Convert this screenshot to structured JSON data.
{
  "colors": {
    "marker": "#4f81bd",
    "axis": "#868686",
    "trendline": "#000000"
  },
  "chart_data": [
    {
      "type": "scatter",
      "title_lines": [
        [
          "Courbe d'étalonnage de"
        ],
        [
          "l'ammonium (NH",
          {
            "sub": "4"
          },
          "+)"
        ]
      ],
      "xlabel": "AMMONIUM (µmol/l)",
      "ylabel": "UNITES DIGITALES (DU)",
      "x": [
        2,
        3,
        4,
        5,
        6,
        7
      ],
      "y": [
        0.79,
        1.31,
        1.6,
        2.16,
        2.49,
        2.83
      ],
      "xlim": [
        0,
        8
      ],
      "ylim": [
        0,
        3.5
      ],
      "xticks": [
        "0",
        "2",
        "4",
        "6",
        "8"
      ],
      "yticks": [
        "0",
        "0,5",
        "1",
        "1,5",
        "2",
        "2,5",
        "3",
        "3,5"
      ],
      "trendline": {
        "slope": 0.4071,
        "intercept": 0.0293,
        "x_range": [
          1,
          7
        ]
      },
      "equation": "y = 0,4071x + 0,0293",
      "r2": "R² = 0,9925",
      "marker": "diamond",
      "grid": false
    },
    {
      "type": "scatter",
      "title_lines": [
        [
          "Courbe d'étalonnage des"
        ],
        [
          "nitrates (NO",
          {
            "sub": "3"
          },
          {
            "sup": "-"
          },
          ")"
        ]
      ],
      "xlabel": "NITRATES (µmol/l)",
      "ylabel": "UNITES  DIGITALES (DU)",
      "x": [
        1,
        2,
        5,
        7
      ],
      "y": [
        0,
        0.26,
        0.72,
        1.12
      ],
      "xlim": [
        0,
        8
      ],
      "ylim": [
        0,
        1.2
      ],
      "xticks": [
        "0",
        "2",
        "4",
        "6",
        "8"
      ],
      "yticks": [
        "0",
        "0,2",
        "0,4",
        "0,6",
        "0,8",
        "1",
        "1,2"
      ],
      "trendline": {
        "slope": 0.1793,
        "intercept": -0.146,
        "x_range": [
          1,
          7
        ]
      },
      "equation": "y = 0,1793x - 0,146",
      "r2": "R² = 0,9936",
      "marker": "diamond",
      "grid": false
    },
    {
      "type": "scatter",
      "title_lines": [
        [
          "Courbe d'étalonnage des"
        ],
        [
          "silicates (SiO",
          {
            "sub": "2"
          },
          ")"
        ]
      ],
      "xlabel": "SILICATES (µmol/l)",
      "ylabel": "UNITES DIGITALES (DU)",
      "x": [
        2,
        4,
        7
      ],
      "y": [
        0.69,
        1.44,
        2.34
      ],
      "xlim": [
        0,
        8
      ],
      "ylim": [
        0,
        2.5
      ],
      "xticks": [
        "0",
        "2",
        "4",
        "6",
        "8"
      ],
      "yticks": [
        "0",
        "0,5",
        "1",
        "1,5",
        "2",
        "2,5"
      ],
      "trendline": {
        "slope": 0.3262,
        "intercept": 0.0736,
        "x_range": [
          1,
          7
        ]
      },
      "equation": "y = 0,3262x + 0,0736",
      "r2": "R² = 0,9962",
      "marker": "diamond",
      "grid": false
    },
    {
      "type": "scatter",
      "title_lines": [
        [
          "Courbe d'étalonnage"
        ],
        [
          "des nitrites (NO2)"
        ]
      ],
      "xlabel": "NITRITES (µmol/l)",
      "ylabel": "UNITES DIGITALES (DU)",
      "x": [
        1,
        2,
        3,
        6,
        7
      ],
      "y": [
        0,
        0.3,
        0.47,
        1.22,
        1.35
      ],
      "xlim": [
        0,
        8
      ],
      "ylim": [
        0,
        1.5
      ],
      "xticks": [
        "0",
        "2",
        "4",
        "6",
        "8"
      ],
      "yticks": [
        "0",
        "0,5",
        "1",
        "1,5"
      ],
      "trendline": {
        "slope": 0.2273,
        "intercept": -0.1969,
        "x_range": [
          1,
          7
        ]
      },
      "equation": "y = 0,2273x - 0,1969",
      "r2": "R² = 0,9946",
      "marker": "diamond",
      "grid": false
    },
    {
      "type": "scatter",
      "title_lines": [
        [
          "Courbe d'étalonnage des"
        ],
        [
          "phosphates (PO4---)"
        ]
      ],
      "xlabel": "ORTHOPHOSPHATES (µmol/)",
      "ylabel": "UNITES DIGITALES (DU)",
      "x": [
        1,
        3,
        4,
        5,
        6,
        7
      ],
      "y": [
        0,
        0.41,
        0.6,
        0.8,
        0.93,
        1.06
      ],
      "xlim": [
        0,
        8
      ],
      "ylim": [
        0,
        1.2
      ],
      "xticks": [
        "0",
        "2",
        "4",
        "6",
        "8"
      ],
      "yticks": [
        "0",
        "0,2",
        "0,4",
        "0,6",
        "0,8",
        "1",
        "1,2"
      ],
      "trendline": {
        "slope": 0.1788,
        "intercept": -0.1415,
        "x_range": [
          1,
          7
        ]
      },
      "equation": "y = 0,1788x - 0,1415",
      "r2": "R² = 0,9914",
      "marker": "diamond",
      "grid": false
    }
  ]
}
========================================
- What you have to do
From the listing above, extract every line exactly as it stands.

- Task answer
Convert this screenshot to structured JSON data.
{
  "colors": {
    "marker": "#4f81bd",
    "axis": "#868686",
    "trendline": "#000000"
  },
  "chart_data": [
    {
      "type": "scatter",
      "title_lines": [
        [
          "Courbe d'étalonnage de"
        ],
        [
          "l'ammonium (NH",
          {
            "sub": "4"
          },
          "+)"
        ]
      ],
      "xlabel": "AMMONIUM (µmol/l)",
      "ylabel": "UNITES DIGITALES (DU)",
      "x": [
        2,
        3,
        4,
        5,
        6,
        7
      ],
      "y": [
        0.79,
        1.31,
        1.6,
        2.16,
        2.49,
        2.83
      ],
      "xlim": [
        0,
        8
      ],
      "ylim": [
        0,
        3.5
      ],
      "xticks": [
        "0",
        "2",
        "4",
        "6",
        "8"
      ],
      "yticks": [
        "0",
        "0,5",
        "1",
        "1,5",
        "2",
        "2,5",
        "3",
        "3,5"
      ],
      "trendline": {
        "slope": 0.4071,
        "intercept": 0.0293,
        "x_range": [
          1,
          7
        ]
      },
      "equation": "y = 0,4071x + 0,0293",
      "r2": "R² = 0,9925",
      "marker": "diamond",
      "grid": false
    },
    {
      "type": "scatter",
      "title_lines": [
        [
          "Courbe d'étalonnage des"
        ],
        [
          "nitrates (NO",
          {
            "sub": "3"
          },
          {
            "sup": "-"
          },
          ")"
        ]
      ],
      "xlabel": "NITRATES (µmol/l)",
      "ylabel": "UNITES  DIGITALES (DU)",
      "x": [
        1,
        2,
        5,
        7
      ],
      "y": [
        0,
        0.26,
        0.72,
        1.12
      ],
      "xlim": [
        0,
        8
      ],
      "ylim": [
        0,
        1.2
      ],
      "xticks": [
        "0",
        "2",
        "4",
        "6",
        "8"
      ],
      "yticks": [
        "0",
        "0,2",
        "0,4",
        "0,6",
        "0,8",
        "1",
        "1,2"
      ],
      "trendline": {
        "slope": 0.1793,
        "intercept": -0.146,
        "x_range": [
          1,
          7
        ]
      },
      "equation": "y = 0,1793x - 0,146",
      "r2": "R² = 0,9936",
      "marker": "diamond",
      "grid": false
    },
    {
      "type": "scatter",
      "title_lines": [
        [
          "Courbe d'étalonnage des"
        ],
        [
          "silicates (SiO",
          {
            "sub": "2"
          },
          ")"
        ]
      ],
      "xlabel": "SILICATES (µmol/l)",
      "ylabel": "UNITES DIGITALES (DU)",
      "x": [
        2,
        4,
        7
      ],
      "y": [
        0.69,
        1.44,
        2.34
      ],
      "xlim": [
        0,
        8
      ],
      "ylim": [
        0,
        2.5
      ],
      "xticks": [
        "0",
        "2",
        "4",
        "6",
        "8"
      ],
      "yticks": [
        "0",
        "0,5",
        "1",
        "1,5",
        "2",
        "2,5"
      ],
      "trendline": {
        "slope": 0.3262,
        "intercept": 0.0736,
        "x_range": [
          1,
          7
        ]
      },
      "equation": "y = 0,3262x + 0,0736",
      "r2": "R² = 0,9962",
      "marker": "diamond",
      "grid": false
    },
    {
      "type": "scatter",
      "title_lines": [
        [
          "Courbe d'étalonnage"
        ],
        [
          "des nitrites (NO2)"
        ]
      ],
      "xlabel": "NITRITES (µmol/l)",
      "ylabel": "UNITES DIGITALES (DU)",
      "x": [
        1,
        2,
        3,
        6,
        7
      ],
      "y": [
        0,
        0.3,
        0.47,
        1.22,
        1.35
      ],
      "xlim": [
        0,
        8
      ],
      "ylim": [
        0,
        1.5
      ],
      "xticks": [
        "0",
        "2",
        "4",
        "6",
        "8"
      ],
      "yticks": [
        "0",
        "0,5",
        "1",
        "1,5"
      ],
      "trendline": {
        "slope": 0.2273,
        "intercept": -0.1969,
        "x_range": [
          1,
          7
        ]
      },
      "equation": "y = 0,2273x - 0,1969",
      "r2": "R² = 0,9946",
      "marker": "diamond",
      "grid": false
    },
    {
      "type": "scatter",
      "title_lines": [
        [
          "Courbe d'étalonnage des"
        ],
        [
          "phosphates (PO4---)"
        ]
      ],
      "xlabel": "ORTHOPHOSPHATES (µmol/)",
      "ylabel": "UNITES DIGITALES (DU)",
      "x": [
        1,
        3,
        4,
        5,
        6,
        7
      ],
      "y": [
        0,
        0.41,
        0.6,
        0.8,
        0.93,
        1.06
      ],
      "xlim": [
        0,
        8
      ],
      "ylim": [
        0,
        1.2
      ],
      "xticks": [
        "0",
        "2",
        "4",
        "6",
        "8"
      ],
      "yticks": [
        "0",
        "0,2",
        "0,4",
        "0,6",
        "0,8",
        "1",
        "1,2"
      ],
      "trendline": {
        "slope": 0.1788,
        "intercept": -0.1415,
        "x_range": [
          1,
          7
        ]
      },
      "equation": "y = 0,1788x - 0,1415",
      "r2": "R² = 0,9914",
      "marker": "diamond",
      "grid": false
    }
  ]
}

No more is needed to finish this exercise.